● GOAL
Output the entries below exactly as written, omitting pictures.

● TASK INPUT
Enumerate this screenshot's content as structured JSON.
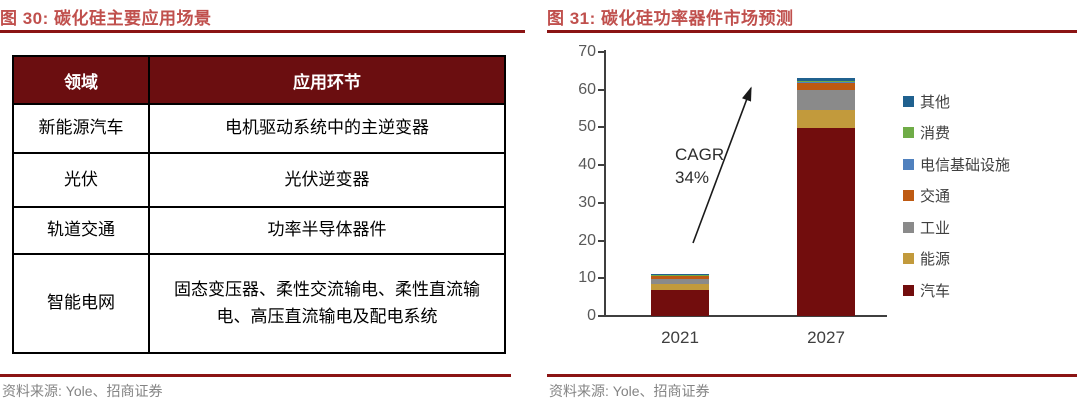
{
  "left_panel": {
    "title": "图 30: 碳化硅主要应用场景",
    "source": "资料来源: Yole、招商证券",
    "table": {
      "headers": [
        "领域",
        "应用环节"
      ],
      "rows": [
        {
          "field": "新能源汽车",
          "application": "电机驱动系统中的主逆变器"
        },
        {
          "field": "光伏",
          "application": "光伏逆变器"
        },
        {
          "field": "轨道交通",
          "application": "功率半导体器件"
        },
        {
          "field": "智能电网",
          "application": "固态变压器、柔性交流输电、柔性直流输电、高压直流输电及配电系统"
        }
      ]
    }
  },
  "right_panel": {
    "title": "图 31: 碳化硅功率器件市场预测",
    "source": "资料来源: Yole、招商证券",
    "annotation_line1": "CAGR",
    "annotation_line2": "34%"
  },
  "chart_data": {
    "type": "bar",
    "stacked": true,
    "title": "碳化硅功率器件市场预测",
    "categories": [
      "2021",
      "2027"
    ],
    "series": [
      {
        "name": "汽车",
        "color": "#720D0D",
        "values": [
          6.8,
          49.8
        ]
      },
      {
        "name": "能源",
        "color": "#C29A3C",
        "values": [
          1.8,
          4.8
        ]
      },
      {
        "name": "工业",
        "color": "#8A8A8A",
        "values": [
          1.1,
          5.3
        ]
      },
      {
        "name": "交通",
        "color": "#BE5A12",
        "values": [
          0.8,
          1.9
        ]
      },
      {
        "name": "电信基础设施",
        "color": "#5081BE",
        "values": [
          0.3,
          0.4
        ]
      },
      {
        "name": "消费",
        "color": "#6FAC47",
        "values": [
          0.1,
          0.2
        ]
      },
      {
        "name": "其他",
        "color": "#20618F",
        "values": [
          0.2,
          0.7
        ]
      }
    ],
    "approx_totals": [
      11,
      63
    ],
    "ylim": [
      0,
      70
    ],
    "ytick_step": 10,
    "grid": false,
    "legend_position": "right",
    "legend_top_to_bottom": [
      "其他",
      "消费",
      "电信基础设施",
      "交通",
      "工业",
      "能源",
      "汽车"
    ],
    "annotation": "CAGR 34%"
  },
  "colors": {
    "title_accent": "#C0504D",
    "rule_dark_red": "#8B1414",
    "table_header_bg": "#6B0E10",
    "source_text": "#848484",
    "axis": "#3f3f3f"
  }
}
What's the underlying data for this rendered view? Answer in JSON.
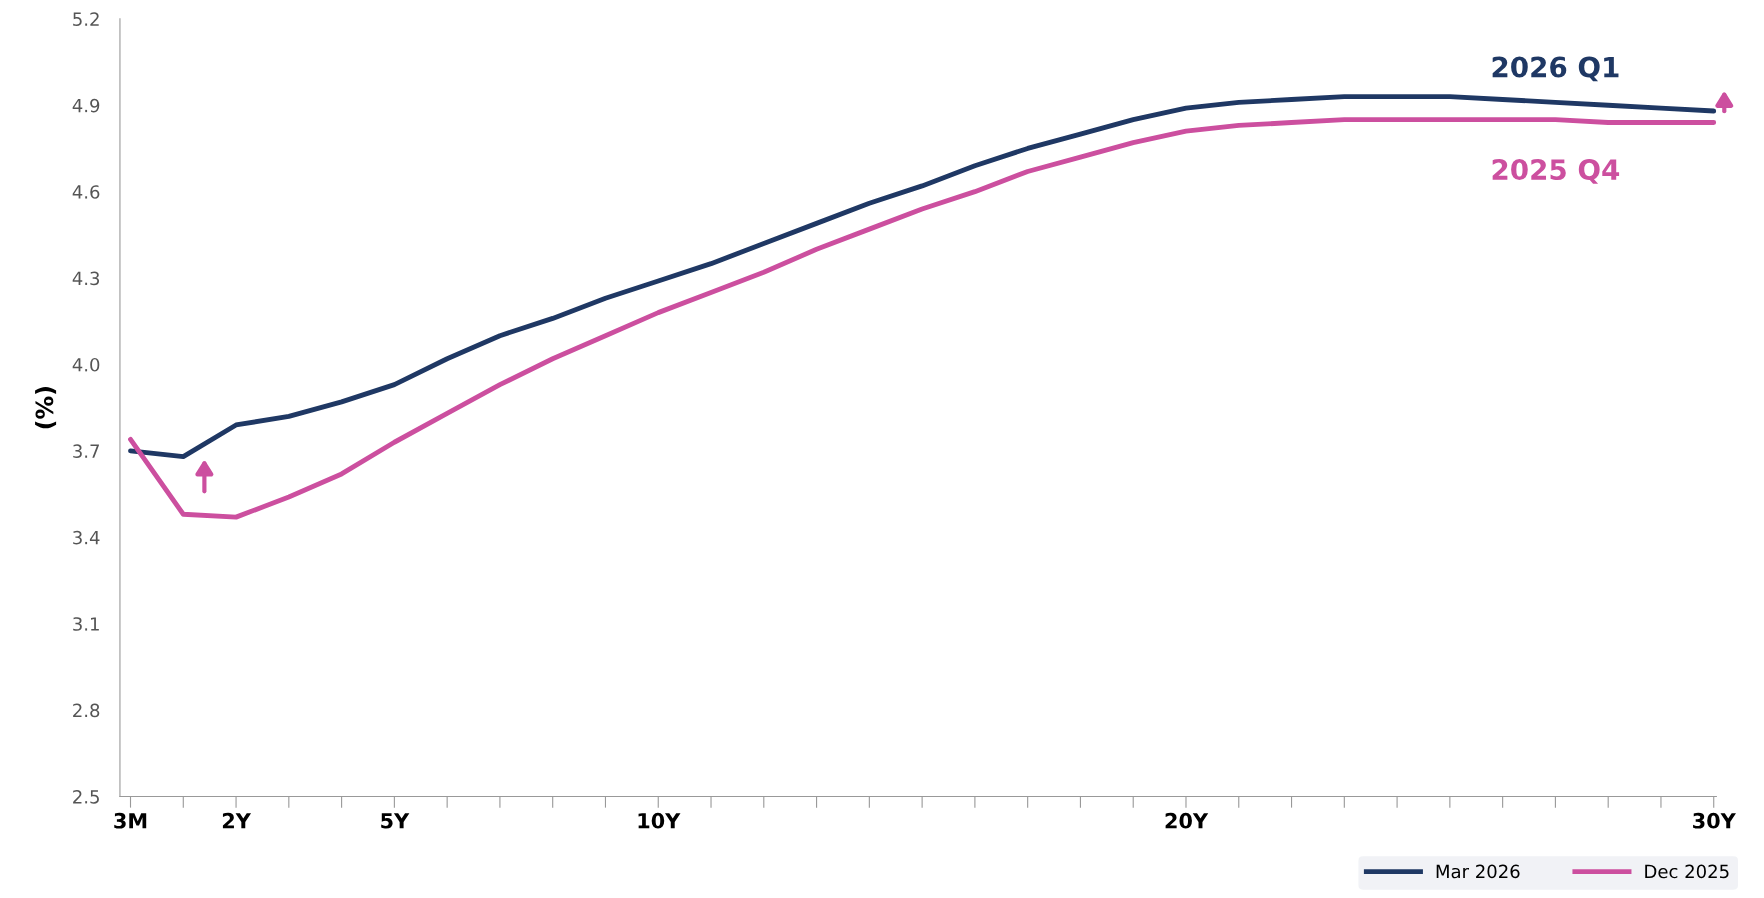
{
  "chart_data": {
    "type": "line",
    "ylabel": "(%)",
    "categories": [
      "3M",
      null,
      "2Y",
      null,
      null,
      "5Y",
      null,
      null,
      null,
      null,
      "10Y",
      null,
      null,
      null,
      null,
      null,
      null,
      null,
      null,
      null,
      "20Y",
      null,
      null,
      null,
      null,
      null,
      null,
      null,
      null,
      null,
      "30Y"
    ],
    "series": [
      {
        "name": "Mar 2026",
        "color": "#1f3864",
        "values": [
          3.7,
          3.68,
          3.79,
          3.82,
          3.87,
          3.93,
          4.02,
          4.1,
          4.16,
          4.23,
          4.29,
          4.35,
          4.42,
          4.49,
          4.56,
          4.62,
          4.69,
          4.75,
          4.8,
          4.85,
          4.89,
          4.91,
          4.92,
          4.93,
          4.93,
          4.93,
          4.92,
          4.91,
          4.9,
          4.89,
          4.88
        ]
      },
      {
        "name": "Dec 2025",
        "color": "#cc4f9f",
        "values": [
          3.74,
          3.48,
          3.47,
          3.54,
          3.62,
          3.73,
          3.83,
          3.93,
          4.02,
          4.1,
          4.18,
          4.25,
          4.32,
          4.4,
          4.47,
          4.54,
          4.6,
          4.67,
          4.72,
          4.77,
          4.81,
          4.83,
          4.84,
          4.85,
          4.85,
          4.85,
          4.85,
          4.85,
          4.84,
          4.84,
          4.84
        ]
      }
    ],
    "annotations": [
      "2026 Q1",
      "2025 Q4"
    ],
    "ylim": [
      2.5,
      5.2
    ],
    "yticks": [
      2.5,
      2.8,
      3.1,
      3.4,
      3.7,
      {
        "value": 4.0,
        "label": "4.0"
      },
      4.3,
      4.6,
      4.9,
      5.2
    ],
    "grid": false,
    "legend": "bottom right",
    "marker": "none",
    "line_style": "solid"
  }
}
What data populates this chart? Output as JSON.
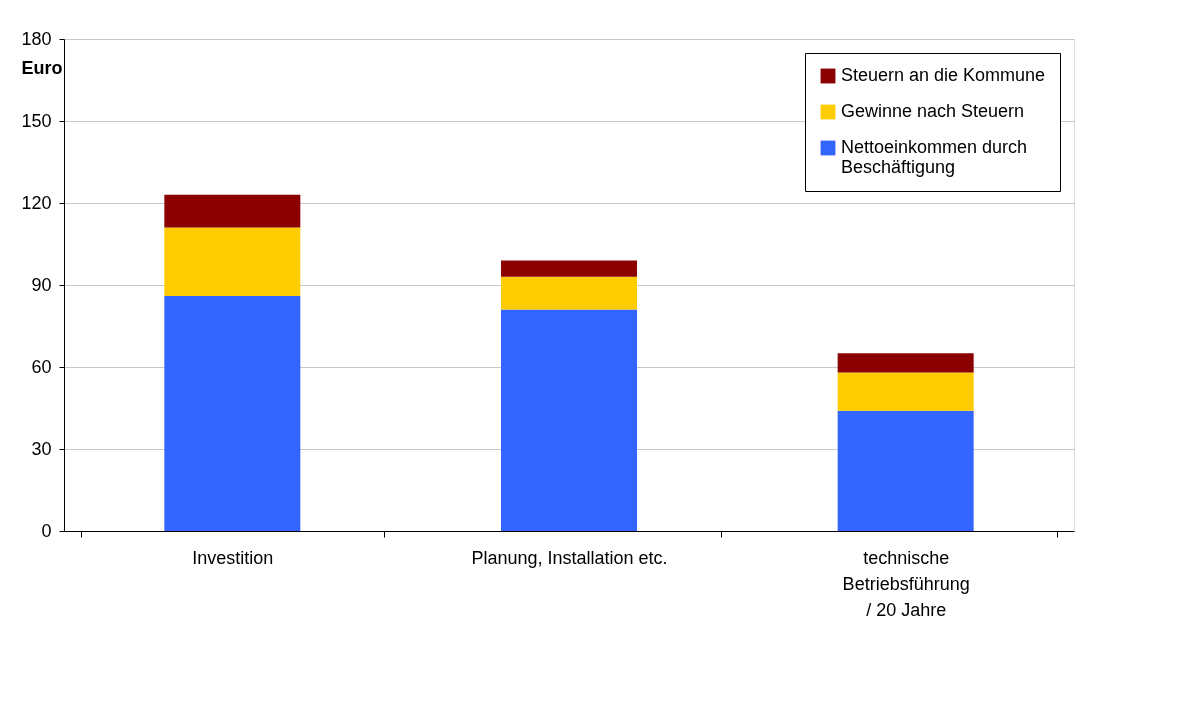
{
  "chart_data": {
    "type": "bar",
    "stacked": true,
    "ylabel": "Euro",
    "categories": [
      "Investition",
      "Planung, Installation etc.",
      "technische\nBetriebsführung\n/ 20 Jahre"
    ],
    "series": [
      {
        "name": "Nettoeinkommen durch\nBeschäftigung",
        "color": "#3366ff",
        "values": [
          86,
          81,
          44
        ]
      },
      {
        "name": "Gewinne nach Steuern",
        "color": "#ffcc00",
        "values": [
          25,
          12,
          14
        ]
      },
      {
        "name": "Steuern an die Kommune",
        "color": "#8b0000",
        "values": [
          12,
          6,
          7
        ]
      }
    ],
    "ylim": [
      0,
      180
    ],
    "yticks": [
      0,
      30,
      60,
      90,
      120,
      150,
      180
    ],
    "grid": "y",
    "legend": "top right"
  }
}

● RESPONSE TO THIS EXERCISE
Enumerate this screenshot's content as structured JSON.
{
  "left_panel": {
    "title": "图 30: 碳化硅主要应用场景",
    "source": "资料来源: Yole、招商证券",
    "table": {
      "headers": [
        "领域",
        "应用环节"
      ],
      "rows": [
        {
          "field": "新能源汽车",
          "application": "电机驱动系统中的主逆变器"
        },
        {
          "field": "光伏",
          "application": "光伏逆变器"
        },
        {
          "field": "轨道交通",
          "application": "功率半导体器件"
        },
        {
          "field": "智能电网",
          "application": "固态变压器、柔性交流输电、柔性直流输电、高压直流输电及配电系统"
        }
      ]
    }
  },
  "right_panel": {
    "title": "图 31: 碳化硅功率器件市场预测",
    "source": "资料来源: Yole、招商证券",
    "annotation_line1": "CAGR",
    "annotation_line2": "34%"
  },
  "chart_data": {
    "type": "bar",
    "stacked": true,
    "title": "碳化硅功率器件市场预测",
    "categories": [
      "2021",
      "2027"
    ],
    "series": [
      {
        "name": "汽车",
        "color": "#720D0D",
        "values": [
          6.8,
          49.8
        ]
      },
      {
        "name": "能源",
        "color": "#C29A3C",
        "values": [
          1.8,
          4.8
        ]
      },
      {
        "name": "工业",
        "color": "#8A8A8A",
        "values": [
          1.1,
          5.3
        ]
      },
      {
        "name": "交通",
        "color": "#BE5A12",
        "values": [
          0.8,
          1.9
        ]
      },
      {
        "name": "电信基础设施",
        "color": "#5081BE",
        "values": [
          0.3,
          0.4
        ]
      },
      {
        "name": "消费",
        "color": "#6FAC47",
        "values": [
          0.1,
          0.2
        ]
      },
      {
        "name": "其他",
        "color": "#20618F",
        "values": [
          0.2,
          0.7
        ]
      }
    ],
    "approx_totals": [
      11,
      63
    ],
    "ylim": [
      0,
      70
    ],
    "ytick_step": 10,
    "grid": false,
    "legend_position": "right",
    "legend_top_to_bottom": [
      "其他",
      "消费",
      "电信基础设施",
      "交通",
      "工业",
      "能源",
      "汽车"
    ],
    "annotation": "CAGR 34%"
  },
  "colors": {
    "title_accent": "#C0504D",
    "rule_dark_red": "#8B1414",
    "table_header_bg": "#6B0E10",
    "source_text": "#848484",
    "axis": "#3f3f3f"
  }
}
What's the underlying data for this rendered view? Answer in JSON.
{
  "chart_data": {
    "type": "line",
    "ylabel": "(%)",
    "categories": [
      "3M",
      null,
      "2Y",
      null,
      null,
      "5Y",
      null,
      null,
      null,
      null,
      "10Y",
      null,
      null,
      null,
      null,
      null,
      null,
      null,
      null,
      null,
      "20Y",
      null,
      null,
      null,
      null,
      null,
      null,
      null,
      null,
      null,
      "30Y"
    ],
    "series": [
      {
        "name": "Mar 2026",
        "color": "#1f3864",
        "values": [
          3.7,
          3.68,
          3.79,
          3.82,
          3.87,
          3.93,
          4.02,
          4.1,
          4.16,
          4.23,
          4.29,
          4.35,
          4.42,
          4.49,
          4.56,
          4.62,
          4.69,
          4.75,
          4.8,
          4.85,
          4.89,
          4.91,
          4.92,
          4.93,
          4.93,
          4.93,
          4.92,
          4.91,
          4.9,
          4.89,
          4.88
        ]
      },
      {
        "name": "Dec 2025",
        "color": "#cc4f9f",
        "values": [
          3.74,
          3.48,
          3.47,
          3.54,
          3.62,
          3.73,
          3.83,
          3.93,
          4.02,
          4.1,
          4.18,
          4.25,
          4.32,
          4.4,
          4.47,
          4.54,
          4.6,
          4.67,
          4.72,
          4.77,
          4.81,
          4.83,
          4.84,
          4.85,
          4.85,
          4.85,
          4.85,
          4.85,
          4.84,
          4.84,
          4.84
        ]
      }
    ],
    "annotations": [
      "2026 Q1",
      "2025 Q4"
    ],
    "ylim": [
      2.5,
      5.2
    ],
    "yticks": [
      2.5,
      2.8,
      3.1,
      3.4,
      3.7,
      {
        "value": 4.0,
        "label": "4.0"
      },
      4.3,
      4.6,
      4.9,
      5.2
    ],
    "grid": false,
    "legend": "bottom right",
    "marker": "none",
    "line_style": "solid"
  }
}
What data populates this chart? Output as JSON.
{
  "chart_data": {
    "type": "bar",
    "stacked": true,
    "ylabel": "Euro",
    "categories": [
      "Investition",
      "Planung, Installation etc.",
      "technische\nBetriebsführung\n/ 20 Jahre"
    ],
    "series": [
      {
        "name": "Nettoeinkommen durch\nBeschäftigung",
        "color": "#3366ff",
        "values": [
          86,
          81,
          44
        ]
      },
      {
        "name": "Gewinne nach Steuern",
        "color": "#ffcc00",
        "values": [
          25,
          12,
          14
        ]
      },
      {
        "name": "Steuern an die Kommune",
        "color": "#8b0000",
        "values": [
          12,
          6,
          7
        ]
      }
    ],
    "ylim": [
      0,
      180
    ],
    "yticks": [
      0,
      30,
      60,
      90,
      120,
      150,
      180
    ],
    "grid": "y",
    "legend": "top right"
  }
}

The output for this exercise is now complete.